**WRITTEN REQUEST**.
Can you reproduce the records below with each "screenshot" swapped for "image" and everything else unchanged, leaving out the pictures?
====== EXERCISE INPUT
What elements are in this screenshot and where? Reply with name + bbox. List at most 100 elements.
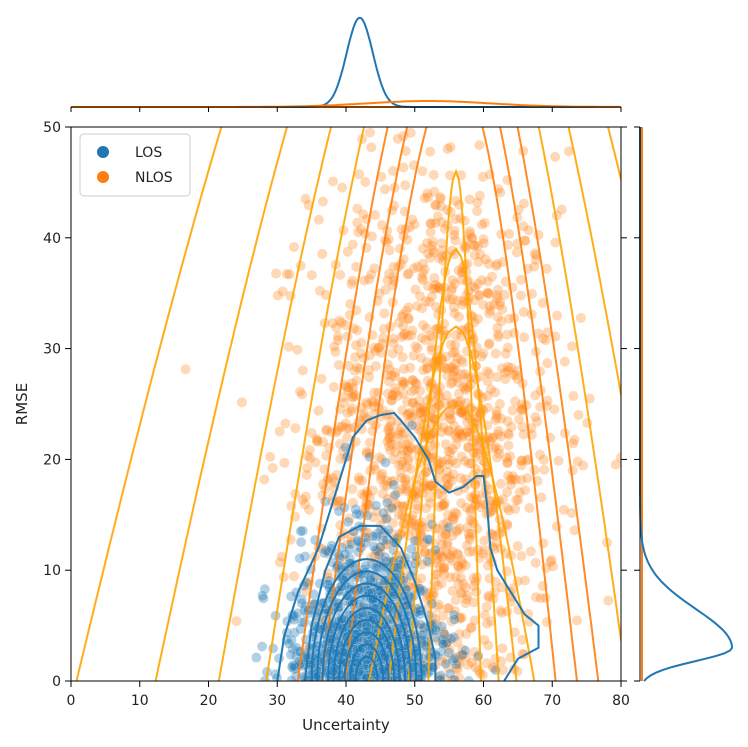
nlos-point — [503, 505, 514, 516]
x-tick-label: 20 — [200, 693, 218, 709]
nlos-point — [523, 225, 534, 236]
nlos-point — [383, 441, 394, 452]
nlos-point — [364, 365, 375, 376]
los-point — [370, 500, 382, 511]
nlos-point — [442, 548, 453, 559]
nlos-point — [412, 503, 423, 514]
nlos-point — [380, 284, 391, 295]
nlos-point — [443, 425, 454, 436]
nlos-point — [265, 451, 276, 462]
nlos-point — [447, 362, 458, 373]
nlos-point — [474, 289, 485, 300]
nlos-point — [304, 444, 315, 455]
nlos-point — [322, 424, 333, 435]
nlos-point — [470, 576, 481, 587]
nlos-point — [407, 397, 418, 408]
nlos-point — [450, 430, 461, 441]
nlos-point — [335, 453, 346, 464]
nlos-point — [398, 329, 409, 340]
nlos-point — [330, 346, 341, 357]
nlos-point — [470, 662, 481, 673]
nlos-point — [463, 441, 474, 452]
nlos-point — [453, 311, 464, 322]
nlos-point — [469, 615, 480, 626]
nlos-point — [312, 435, 323, 446]
nlos-point — [442, 143, 453, 154]
nlos-point — [346, 378, 357, 389]
nlos-point — [351, 261, 362, 272]
nlos-point — [396, 473, 407, 484]
nlos-point — [575, 312, 586, 323]
nlos-point — [442, 540, 453, 551]
nlos-point — [542, 395, 553, 406]
los-point — [422, 556, 433, 567]
nlos-point — [496, 431, 507, 442]
nlos-point — [449, 606, 460, 617]
los-point — [381, 513, 392, 525]
nlos-point — [462, 590, 473, 601]
nlos-point — [366, 142, 377, 153]
nlos-point — [466, 657, 477, 668]
nlos-point — [453, 560, 464, 571]
nlos-point — [510, 396, 521, 407]
nlos-point — [518, 429, 529, 440]
nlos-point — [346, 536, 357, 547]
nlos-point — [517, 648, 528, 659]
nlos-point — [439, 397, 450, 408]
nlos-point — [448, 366, 459, 377]
nlos-point — [403, 453, 414, 464]
nlos-point — [460, 383, 471, 394]
nlos-point — [367, 396, 378, 407]
nlos-point — [360, 176, 371, 187]
nlos-point — [481, 509, 492, 520]
nlos-point — [493, 425, 504, 436]
nlos-point — [297, 365, 308, 376]
nlos-point — [453, 578, 464, 589]
los-point — [346, 538, 357, 550]
nlos-point — [463, 442, 474, 453]
nlos-point — [435, 193, 446, 204]
nlos-point — [508, 369, 519, 380]
nlos-point — [569, 434, 580, 445]
nlos-point — [279, 457, 290, 468]
top-marginal — [71, 16, 622, 108]
nlos-point — [436, 427, 447, 438]
nlos-point — [390, 386, 401, 397]
nlos-point — [180, 364, 191, 375]
nlos-point — [515, 404, 526, 415]
nlos-point — [446, 285, 457, 296]
nlos-point — [573, 409, 584, 420]
nlos-point — [379, 308, 390, 319]
nlos-point — [447, 546, 458, 557]
nlos-point — [384, 364, 395, 375]
nlos-point — [442, 603, 453, 614]
nlos-point — [424, 492, 435, 503]
nlos-point — [482, 390, 493, 401]
nlos-point — [297, 389, 308, 400]
nlos-point — [403, 268, 414, 279]
nlos-point — [457, 357, 468, 368]
nlos-point — [503, 365, 514, 376]
nlos-point — [456, 498, 467, 509]
los-point — [380, 457, 391, 468]
nlos-point — [428, 412, 439, 423]
nlos-point — [377, 468, 388, 479]
nlos-point — [342, 246, 353, 257]
nlos-point — [423, 248, 434, 259]
nlos-point — [482, 376, 493, 387]
nlos-point — [415, 385, 426, 396]
nlos-point — [466, 622, 477, 633]
nlos-point — [548, 561, 559, 572]
los-point — [435, 670, 446, 681]
nlos-point — [438, 255, 449, 266]
nlos-point — [507, 471, 518, 482]
nlos-point — [451, 458, 462, 469]
nlos-point — [492, 312, 503, 323]
nlos-point — [490, 387, 501, 398]
nlos-point — [335, 495, 346, 506]
nlos-point — [376, 347, 387, 358]
nlos-point — [425, 252, 436, 263]
y-tick-label: 20 — [43, 452, 61, 468]
nlos-point — [563, 146, 574, 157]
nlos-point — [516, 455, 527, 466]
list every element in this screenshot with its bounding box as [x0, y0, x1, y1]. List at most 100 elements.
============
**SOLUTION BELOW**.
What elements are in this image and where? Reply with name + bbox. List at most 100 elements.
nlos-point — [503, 505, 514, 516]
x-tick-label: 20 — [200, 693, 218, 709]
nlos-point — [523, 225, 534, 236]
nlos-point — [383, 441, 394, 452]
nlos-point — [364, 365, 375, 376]
los-point — [370, 500, 382, 511]
nlos-point — [442, 548, 453, 559]
nlos-point — [412, 503, 423, 514]
nlos-point — [380, 284, 391, 295]
nlos-point — [443, 425, 454, 436]
nlos-point — [265, 451, 276, 462]
nlos-point — [447, 362, 458, 373]
nlos-point — [474, 289, 485, 300]
nlos-point — [304, 444, 315, 455]
nlos-point — [322, 424, 333, 435]
nlos-point — [470, 576, 481, 587]
nlos-point — [407, 397, 418, 408]
nlos-point — [450, 430, 461, 441]
nlos-point — [335, 453, 346, 464]
nlos-point — [398, 329, 409, 340]
nlos-point — [330, 346, 341, 357]
nlos-point — [470, 662, 481, 673]
nlos-point — [463, 441, 474, 452]
nlos-point — [453, 311, 464, 322]
nlos-point — [469, 615, 480, 626]
nlos-point — [312, 435, 323, 446]
nlos-point — [442, 143, 453, 154]
nlos-point — [346, 378, 357, 389]
nlos-point — [351, 261, 362, 272]
nlos-point — [396, 473, 407, 484]
nlos-point — [575, 312, 586, 323]
nlos-point — [442, 540, 453, 551]
nlos-point — [542, 395, 553, 406]
los-point — [422, 556, 433, 567]
nlos-point — [496, 431, 507, 442]
nlos-point — [449, 606, 460, 617]
los-point — [381, 513, 392, 525]
nlos-point — [462, 590, 473, 601]
nlos-point — [366, 142, 377, 153]
nlos-point — [466, 657, 477, 668]
nlos-point — [453, 560, 464, 571]
nlos-point — [510, 396, 521, 407]
nlos-point — [518, 429, 529, 440]
nlos-point — [346, 536, 357, 547]
nlos-point — [517, 648, 528, 659]
nlos-point — [439, 397, 450, 408]
nlos-point — [448, 366, 459, 377]
nlos-point — [403, 453, 414, 464]
nlos-point — [460, 383, 471, 394]
nlos-point — [367, 396, 378, 407]
nlos-point — [360, 176, 371, 187]
nlos-point — [481, 509, 492, 520]
nlos-point — [493, 425, 504, 436]
nlos-point — [297, 365, 308, 376]
nlos-point — [453, 578, 464, 589]
los-point — [346, 538, 357, 550]
nlos-point — [463, 442, 474, 453]
nlos-point — [435, 193, 446, 204]
nlos-point — [508, 369, 519, 380]
nlos-point — [569, 434, 580, 445]
nlos-point — [279, 457, 290, 468]
top-marginal — [71, 16, 622, 108]
nlos-point — [436, 427, 447, 438]
nlos-point — [390, 386, 401, 397]
nlos-point — [180, 364, 191, 375]
nlos-point — [515, 404, 526, 415]
nlos-point — [446, 285, 457, 296]
nlos-point — [573, 409, 584, 420]
nlos-point — [379, 308, 390, 319]
nlos-point — [447, 546, 458, 557]
nlos-point — [384, 364, 395, 375]
nlos-point — [442, 603, 453, 614]
nlos-point — [424, 492, 435, 503]
nlos-point — [482, 390, 493, 401]
nlos-point — [297, 389, 308, 400]
nlos-point — [403, 268, 414, 279]
nlos-point — [457, 357, 468, 368]
nlos-point — [503, 365, 514, 376]
nlos-point — [456, 498, 467, 509]
los-point — [380, 457, 391, 468]
nlos-point — [428, 412, 439, 423]
nlos-point — [377, 468, 388, 479]
nlos-point — [342, 246, 353, 257]
nlos-point — [423, 248, 434, 259]
nlos-point — [482, 376, 493, 387]
nlos-point — [415, 385, 426, 396]
nlos-point — [466, 622, 477, 633]
nlos-point — [548, 561, 559, 572]
los-point — [435, 670, 446, 681]
nlos-point — [438, 255, 449, 266]
nlos-point — [507, 471, 518, 482]
nlos-point — [451, 458, 462, 469]
nlos-point — [492, 312, 503, 323]
nlos-point — [490, 387, 501, 398]
nlos-point — [335, 495, 346, 506]
nlos-point — [376, 347, 387, 358]
nlos-point — [425, 252, 436, 263]
y-tick-label: 20 — [43, 452, 61, 468]
nlos-point — [563, 146, 574, 157]
nlos-point — [516, 455, 527, 466]
list every element in this image with its bounding box as [x0, y0, x1, y1]. List at most 100 elements.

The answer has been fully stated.